╭──

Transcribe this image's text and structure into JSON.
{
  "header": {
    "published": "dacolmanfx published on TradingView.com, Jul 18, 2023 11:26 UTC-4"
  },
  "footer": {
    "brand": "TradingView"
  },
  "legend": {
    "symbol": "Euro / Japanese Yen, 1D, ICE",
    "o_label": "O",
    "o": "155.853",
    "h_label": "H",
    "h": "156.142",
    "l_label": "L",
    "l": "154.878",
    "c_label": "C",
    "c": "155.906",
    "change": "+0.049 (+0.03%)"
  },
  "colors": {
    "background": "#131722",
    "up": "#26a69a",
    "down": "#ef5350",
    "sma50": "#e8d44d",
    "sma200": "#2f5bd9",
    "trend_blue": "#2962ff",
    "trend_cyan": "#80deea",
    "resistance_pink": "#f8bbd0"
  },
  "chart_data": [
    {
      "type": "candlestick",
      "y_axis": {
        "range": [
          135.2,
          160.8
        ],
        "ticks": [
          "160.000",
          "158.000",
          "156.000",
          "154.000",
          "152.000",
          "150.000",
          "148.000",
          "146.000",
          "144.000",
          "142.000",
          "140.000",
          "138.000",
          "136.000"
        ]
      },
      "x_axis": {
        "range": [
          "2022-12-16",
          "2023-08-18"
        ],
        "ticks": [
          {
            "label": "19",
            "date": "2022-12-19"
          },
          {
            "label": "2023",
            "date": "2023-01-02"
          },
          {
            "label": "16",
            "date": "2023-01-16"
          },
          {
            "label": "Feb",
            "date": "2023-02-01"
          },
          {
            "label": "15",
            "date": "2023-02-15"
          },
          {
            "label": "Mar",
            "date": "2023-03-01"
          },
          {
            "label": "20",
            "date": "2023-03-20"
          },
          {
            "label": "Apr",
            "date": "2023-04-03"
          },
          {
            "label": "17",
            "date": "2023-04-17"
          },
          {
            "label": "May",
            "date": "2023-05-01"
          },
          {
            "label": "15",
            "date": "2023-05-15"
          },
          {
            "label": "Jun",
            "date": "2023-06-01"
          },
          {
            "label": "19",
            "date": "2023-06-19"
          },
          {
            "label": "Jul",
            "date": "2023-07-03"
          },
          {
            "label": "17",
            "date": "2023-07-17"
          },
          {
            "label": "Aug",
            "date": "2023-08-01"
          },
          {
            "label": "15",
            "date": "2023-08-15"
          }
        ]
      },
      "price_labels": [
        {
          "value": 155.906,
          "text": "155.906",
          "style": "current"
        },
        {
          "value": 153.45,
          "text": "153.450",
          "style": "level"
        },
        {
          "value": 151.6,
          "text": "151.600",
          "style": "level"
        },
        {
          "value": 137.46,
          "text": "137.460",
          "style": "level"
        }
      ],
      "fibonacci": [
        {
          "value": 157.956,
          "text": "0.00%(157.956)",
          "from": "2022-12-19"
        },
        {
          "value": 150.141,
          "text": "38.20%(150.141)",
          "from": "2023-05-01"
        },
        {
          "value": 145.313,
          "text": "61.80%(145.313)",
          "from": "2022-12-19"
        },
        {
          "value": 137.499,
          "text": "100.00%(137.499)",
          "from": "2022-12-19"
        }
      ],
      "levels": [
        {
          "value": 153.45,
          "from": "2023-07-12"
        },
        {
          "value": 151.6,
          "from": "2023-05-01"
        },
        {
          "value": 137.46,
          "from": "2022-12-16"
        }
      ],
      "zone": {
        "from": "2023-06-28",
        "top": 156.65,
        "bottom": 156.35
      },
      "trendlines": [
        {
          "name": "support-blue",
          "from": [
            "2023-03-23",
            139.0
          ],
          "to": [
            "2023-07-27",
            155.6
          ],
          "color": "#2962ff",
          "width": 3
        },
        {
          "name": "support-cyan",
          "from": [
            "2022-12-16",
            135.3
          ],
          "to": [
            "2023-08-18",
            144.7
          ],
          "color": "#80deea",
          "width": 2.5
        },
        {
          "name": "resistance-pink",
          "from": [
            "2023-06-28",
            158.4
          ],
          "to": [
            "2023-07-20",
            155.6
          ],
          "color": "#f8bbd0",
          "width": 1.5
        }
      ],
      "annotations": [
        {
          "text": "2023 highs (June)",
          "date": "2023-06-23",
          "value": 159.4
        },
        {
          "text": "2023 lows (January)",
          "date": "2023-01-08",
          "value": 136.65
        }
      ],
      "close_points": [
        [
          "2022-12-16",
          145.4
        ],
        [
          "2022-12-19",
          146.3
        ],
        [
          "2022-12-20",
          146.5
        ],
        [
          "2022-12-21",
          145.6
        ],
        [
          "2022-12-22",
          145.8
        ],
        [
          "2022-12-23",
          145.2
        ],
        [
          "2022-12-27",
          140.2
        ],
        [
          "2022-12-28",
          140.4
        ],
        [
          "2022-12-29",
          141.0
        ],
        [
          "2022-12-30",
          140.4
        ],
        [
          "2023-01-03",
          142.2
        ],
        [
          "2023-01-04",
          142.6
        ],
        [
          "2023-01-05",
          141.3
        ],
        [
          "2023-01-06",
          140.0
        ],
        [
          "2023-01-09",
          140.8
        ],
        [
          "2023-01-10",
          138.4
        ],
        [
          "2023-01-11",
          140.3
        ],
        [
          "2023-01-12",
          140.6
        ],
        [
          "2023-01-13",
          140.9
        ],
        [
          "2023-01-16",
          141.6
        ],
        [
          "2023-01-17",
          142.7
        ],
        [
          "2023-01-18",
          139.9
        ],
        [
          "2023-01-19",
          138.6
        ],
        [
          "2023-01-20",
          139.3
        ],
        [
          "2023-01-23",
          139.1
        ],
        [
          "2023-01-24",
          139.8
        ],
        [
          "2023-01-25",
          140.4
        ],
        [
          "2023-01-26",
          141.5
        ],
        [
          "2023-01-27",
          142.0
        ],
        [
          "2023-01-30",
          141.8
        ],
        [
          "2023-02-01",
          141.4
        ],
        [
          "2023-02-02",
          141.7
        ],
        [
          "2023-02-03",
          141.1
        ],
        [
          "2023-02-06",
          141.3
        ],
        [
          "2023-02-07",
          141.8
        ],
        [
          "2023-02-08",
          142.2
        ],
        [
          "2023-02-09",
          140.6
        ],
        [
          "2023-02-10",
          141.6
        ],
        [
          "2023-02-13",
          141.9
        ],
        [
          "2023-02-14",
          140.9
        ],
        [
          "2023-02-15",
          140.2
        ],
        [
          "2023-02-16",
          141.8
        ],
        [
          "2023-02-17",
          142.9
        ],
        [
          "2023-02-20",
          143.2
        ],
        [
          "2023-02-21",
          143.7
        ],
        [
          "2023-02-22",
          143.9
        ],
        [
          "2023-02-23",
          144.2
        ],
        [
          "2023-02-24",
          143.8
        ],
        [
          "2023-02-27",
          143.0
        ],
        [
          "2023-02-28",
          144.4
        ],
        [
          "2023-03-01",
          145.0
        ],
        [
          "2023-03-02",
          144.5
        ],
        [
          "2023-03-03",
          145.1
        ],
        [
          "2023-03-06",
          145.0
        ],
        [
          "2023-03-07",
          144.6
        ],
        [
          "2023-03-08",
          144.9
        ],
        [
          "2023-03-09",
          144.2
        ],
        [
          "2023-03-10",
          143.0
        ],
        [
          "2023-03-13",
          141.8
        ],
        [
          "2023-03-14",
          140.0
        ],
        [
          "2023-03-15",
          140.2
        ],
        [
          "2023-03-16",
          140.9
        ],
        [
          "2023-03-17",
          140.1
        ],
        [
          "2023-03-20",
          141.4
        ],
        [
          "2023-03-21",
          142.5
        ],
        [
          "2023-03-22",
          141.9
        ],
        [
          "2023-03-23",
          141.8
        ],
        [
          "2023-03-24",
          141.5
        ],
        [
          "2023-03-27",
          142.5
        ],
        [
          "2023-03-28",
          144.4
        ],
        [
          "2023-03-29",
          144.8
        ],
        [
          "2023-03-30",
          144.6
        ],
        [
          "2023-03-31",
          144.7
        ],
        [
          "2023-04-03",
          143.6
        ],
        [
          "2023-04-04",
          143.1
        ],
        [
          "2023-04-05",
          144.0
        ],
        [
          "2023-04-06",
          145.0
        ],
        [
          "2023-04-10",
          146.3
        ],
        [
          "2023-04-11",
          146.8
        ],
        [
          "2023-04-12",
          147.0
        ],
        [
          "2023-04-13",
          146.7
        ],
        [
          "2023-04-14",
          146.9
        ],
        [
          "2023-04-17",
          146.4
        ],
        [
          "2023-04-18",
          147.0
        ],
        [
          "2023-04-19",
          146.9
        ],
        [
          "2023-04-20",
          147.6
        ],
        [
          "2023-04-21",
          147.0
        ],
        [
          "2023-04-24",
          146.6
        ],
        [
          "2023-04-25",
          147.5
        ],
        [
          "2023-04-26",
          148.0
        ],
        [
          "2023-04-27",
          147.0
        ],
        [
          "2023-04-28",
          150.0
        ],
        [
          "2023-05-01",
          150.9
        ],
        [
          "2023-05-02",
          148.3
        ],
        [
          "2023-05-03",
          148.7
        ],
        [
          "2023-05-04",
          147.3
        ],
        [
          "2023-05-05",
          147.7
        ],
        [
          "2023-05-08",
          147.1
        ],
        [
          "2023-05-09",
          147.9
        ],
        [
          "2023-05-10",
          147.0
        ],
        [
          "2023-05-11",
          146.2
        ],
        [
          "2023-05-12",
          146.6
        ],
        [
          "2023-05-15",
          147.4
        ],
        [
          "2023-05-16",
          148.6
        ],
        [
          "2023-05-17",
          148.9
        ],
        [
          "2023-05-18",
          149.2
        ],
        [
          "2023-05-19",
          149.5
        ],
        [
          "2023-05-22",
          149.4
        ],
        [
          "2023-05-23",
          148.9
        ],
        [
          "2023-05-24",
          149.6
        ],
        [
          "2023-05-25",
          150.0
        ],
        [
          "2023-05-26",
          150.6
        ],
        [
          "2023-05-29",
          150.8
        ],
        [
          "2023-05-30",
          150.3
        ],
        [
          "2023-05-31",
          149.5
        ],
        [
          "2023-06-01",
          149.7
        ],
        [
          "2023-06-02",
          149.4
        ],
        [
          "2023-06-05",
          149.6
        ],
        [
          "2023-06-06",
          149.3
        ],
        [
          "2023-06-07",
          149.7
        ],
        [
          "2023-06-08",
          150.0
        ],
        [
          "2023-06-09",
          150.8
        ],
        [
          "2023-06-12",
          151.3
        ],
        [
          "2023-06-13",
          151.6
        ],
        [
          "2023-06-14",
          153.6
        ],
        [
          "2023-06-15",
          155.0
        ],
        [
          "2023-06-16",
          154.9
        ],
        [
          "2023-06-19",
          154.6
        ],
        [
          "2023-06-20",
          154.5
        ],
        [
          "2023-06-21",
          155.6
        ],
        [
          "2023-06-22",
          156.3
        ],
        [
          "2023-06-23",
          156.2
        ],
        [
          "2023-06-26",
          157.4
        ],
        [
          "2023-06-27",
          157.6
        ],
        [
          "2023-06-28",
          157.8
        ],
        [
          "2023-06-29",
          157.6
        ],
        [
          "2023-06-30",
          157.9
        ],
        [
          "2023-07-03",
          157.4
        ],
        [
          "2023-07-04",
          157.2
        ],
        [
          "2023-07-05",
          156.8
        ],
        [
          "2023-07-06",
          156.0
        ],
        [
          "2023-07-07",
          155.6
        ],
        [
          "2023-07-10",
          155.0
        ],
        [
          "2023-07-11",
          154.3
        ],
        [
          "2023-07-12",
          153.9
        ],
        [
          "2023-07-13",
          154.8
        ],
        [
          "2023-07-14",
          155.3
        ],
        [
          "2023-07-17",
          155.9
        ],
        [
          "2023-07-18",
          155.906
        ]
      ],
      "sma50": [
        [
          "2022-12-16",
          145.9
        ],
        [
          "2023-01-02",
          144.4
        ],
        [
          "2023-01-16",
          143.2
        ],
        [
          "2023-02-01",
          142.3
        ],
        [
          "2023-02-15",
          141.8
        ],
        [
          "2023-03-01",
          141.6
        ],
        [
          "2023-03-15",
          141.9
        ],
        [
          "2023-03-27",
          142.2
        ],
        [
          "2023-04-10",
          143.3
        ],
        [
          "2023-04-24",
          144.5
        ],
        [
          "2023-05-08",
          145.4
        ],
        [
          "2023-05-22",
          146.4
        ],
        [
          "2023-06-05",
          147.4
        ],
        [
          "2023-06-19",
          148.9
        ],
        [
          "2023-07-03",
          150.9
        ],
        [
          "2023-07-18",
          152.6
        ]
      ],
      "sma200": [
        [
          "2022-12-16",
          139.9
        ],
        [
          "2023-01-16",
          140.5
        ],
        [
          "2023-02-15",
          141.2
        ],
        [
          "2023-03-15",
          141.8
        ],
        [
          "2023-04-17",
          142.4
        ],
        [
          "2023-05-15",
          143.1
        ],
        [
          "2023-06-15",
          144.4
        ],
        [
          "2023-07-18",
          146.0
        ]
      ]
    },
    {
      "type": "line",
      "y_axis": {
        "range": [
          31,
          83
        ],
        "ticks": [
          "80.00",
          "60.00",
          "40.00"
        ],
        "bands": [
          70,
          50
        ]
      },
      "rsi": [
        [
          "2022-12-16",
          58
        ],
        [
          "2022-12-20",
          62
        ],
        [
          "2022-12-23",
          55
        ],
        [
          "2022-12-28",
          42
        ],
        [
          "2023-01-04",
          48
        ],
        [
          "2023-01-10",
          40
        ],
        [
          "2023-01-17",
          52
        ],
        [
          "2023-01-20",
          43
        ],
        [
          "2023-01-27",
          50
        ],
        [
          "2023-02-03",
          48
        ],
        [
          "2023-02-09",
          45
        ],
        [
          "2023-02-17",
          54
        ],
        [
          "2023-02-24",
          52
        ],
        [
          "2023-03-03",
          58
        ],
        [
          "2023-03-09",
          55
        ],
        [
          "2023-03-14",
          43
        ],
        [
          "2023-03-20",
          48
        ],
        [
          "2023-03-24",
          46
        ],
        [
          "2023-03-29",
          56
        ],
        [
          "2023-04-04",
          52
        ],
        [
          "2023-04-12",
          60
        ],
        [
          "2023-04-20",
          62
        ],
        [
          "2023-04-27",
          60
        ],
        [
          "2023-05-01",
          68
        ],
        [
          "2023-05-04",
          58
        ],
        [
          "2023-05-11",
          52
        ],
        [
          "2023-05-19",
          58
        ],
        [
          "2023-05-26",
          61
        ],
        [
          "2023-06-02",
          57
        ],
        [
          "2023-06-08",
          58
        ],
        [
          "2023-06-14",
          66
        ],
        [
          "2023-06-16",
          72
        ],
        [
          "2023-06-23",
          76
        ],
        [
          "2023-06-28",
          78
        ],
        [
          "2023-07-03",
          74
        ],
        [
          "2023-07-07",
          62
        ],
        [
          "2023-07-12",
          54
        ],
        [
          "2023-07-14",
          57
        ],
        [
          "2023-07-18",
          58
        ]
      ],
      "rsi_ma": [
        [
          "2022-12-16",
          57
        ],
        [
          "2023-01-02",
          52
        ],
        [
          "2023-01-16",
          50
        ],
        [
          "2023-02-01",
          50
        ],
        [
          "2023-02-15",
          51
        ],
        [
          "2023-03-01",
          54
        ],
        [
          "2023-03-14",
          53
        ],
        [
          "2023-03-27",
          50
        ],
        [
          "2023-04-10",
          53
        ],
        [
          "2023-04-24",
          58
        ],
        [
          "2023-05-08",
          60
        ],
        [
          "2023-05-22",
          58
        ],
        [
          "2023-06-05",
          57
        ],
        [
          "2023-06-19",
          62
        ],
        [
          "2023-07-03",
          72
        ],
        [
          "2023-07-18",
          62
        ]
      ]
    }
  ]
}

╰──

Set problem
Give only the number of lines in the data that hold the word "TradingView".

Response to this task
2